── Material for this task

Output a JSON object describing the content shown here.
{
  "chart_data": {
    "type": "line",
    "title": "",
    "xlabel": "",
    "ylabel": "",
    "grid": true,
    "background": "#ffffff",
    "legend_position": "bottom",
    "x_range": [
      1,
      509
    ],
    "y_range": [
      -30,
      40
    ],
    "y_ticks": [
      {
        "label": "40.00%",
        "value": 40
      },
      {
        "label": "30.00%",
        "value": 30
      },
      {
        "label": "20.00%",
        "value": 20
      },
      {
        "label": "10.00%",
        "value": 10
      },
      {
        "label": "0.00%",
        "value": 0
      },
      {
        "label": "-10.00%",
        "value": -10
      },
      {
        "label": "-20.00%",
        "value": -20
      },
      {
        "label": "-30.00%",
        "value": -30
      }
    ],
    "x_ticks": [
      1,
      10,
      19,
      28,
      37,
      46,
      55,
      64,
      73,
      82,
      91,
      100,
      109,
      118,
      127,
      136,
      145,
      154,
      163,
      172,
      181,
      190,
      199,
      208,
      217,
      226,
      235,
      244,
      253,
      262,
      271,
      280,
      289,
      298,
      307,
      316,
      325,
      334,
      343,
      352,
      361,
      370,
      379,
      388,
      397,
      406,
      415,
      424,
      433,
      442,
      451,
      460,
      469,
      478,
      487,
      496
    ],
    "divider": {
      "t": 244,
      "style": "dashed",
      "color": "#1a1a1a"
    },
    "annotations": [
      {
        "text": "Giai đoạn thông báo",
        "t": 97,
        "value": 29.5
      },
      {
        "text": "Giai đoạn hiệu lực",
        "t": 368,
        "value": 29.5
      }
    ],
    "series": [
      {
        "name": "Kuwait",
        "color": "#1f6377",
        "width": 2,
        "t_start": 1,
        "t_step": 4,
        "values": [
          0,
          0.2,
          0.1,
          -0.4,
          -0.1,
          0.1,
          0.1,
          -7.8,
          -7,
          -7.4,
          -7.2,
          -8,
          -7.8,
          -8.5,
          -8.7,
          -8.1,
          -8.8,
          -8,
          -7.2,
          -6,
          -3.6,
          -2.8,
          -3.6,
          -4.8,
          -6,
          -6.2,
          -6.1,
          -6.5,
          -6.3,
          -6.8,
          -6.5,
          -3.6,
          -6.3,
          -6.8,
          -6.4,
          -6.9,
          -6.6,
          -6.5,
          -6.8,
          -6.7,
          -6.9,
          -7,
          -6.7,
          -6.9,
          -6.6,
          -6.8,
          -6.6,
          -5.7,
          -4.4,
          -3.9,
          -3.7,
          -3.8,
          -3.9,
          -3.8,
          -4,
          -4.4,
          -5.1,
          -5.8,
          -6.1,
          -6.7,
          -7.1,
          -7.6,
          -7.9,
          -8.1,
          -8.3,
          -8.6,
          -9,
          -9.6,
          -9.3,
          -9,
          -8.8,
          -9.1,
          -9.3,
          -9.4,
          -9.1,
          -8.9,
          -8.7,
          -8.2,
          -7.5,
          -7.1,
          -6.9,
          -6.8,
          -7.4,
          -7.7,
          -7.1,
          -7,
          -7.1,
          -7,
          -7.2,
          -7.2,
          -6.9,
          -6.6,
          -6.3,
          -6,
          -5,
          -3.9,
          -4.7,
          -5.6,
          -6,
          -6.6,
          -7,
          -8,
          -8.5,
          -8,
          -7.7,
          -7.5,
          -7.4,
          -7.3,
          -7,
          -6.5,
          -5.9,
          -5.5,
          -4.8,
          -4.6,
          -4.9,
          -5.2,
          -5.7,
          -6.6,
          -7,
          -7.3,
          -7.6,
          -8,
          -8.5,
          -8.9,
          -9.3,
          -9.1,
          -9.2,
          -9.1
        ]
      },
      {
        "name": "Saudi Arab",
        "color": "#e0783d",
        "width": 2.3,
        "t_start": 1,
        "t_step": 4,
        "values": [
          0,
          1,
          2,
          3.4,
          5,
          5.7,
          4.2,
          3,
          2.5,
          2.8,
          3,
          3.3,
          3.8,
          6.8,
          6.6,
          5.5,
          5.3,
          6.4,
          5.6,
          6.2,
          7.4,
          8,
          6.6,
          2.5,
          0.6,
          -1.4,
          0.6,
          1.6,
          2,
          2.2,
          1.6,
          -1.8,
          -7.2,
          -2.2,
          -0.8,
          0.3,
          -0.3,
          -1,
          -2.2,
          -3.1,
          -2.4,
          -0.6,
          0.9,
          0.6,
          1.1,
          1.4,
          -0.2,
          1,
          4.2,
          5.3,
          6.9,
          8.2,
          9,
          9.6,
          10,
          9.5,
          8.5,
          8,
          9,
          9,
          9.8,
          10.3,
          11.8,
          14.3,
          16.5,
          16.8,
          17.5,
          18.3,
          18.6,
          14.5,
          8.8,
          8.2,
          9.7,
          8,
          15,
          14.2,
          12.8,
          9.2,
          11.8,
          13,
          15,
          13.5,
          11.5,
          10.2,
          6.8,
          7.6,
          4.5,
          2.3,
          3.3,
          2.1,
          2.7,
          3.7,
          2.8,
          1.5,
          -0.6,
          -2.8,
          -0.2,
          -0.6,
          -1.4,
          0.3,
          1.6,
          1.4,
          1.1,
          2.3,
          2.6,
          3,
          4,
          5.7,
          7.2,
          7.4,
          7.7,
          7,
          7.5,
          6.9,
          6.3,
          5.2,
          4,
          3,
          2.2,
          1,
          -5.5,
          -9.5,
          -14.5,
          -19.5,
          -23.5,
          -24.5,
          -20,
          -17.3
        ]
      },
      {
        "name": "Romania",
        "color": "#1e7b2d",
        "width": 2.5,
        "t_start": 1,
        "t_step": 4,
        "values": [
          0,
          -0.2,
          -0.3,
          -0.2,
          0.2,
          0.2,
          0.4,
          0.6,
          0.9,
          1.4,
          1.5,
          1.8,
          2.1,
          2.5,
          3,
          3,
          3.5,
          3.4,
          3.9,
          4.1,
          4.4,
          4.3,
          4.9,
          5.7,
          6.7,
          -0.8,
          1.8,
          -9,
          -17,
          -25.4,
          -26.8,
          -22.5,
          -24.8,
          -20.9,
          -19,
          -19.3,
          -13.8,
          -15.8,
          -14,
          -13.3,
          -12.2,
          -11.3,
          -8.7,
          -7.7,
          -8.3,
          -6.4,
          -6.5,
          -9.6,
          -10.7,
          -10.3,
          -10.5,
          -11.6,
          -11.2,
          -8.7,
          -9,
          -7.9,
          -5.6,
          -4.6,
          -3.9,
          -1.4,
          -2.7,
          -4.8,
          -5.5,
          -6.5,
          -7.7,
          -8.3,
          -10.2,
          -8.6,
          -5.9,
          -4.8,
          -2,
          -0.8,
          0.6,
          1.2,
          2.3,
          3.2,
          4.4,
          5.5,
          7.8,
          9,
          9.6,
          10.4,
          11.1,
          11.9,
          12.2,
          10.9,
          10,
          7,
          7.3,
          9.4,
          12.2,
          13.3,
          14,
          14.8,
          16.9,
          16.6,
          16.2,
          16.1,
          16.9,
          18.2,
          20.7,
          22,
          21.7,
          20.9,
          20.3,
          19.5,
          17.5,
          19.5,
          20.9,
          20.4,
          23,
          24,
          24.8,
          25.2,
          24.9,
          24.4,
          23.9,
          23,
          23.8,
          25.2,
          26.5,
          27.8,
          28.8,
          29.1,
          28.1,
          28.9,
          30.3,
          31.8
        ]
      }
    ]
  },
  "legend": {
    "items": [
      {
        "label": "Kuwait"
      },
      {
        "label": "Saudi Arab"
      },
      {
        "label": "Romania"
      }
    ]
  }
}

────

> [Instruction]: Which lines include the word "color"? Copy every one of them.

> [Answer]:
      "color": "#1a1a1a"
        "color": "#1f6377",
        "color": "#e0783d",
        "color": "#1e7b2d",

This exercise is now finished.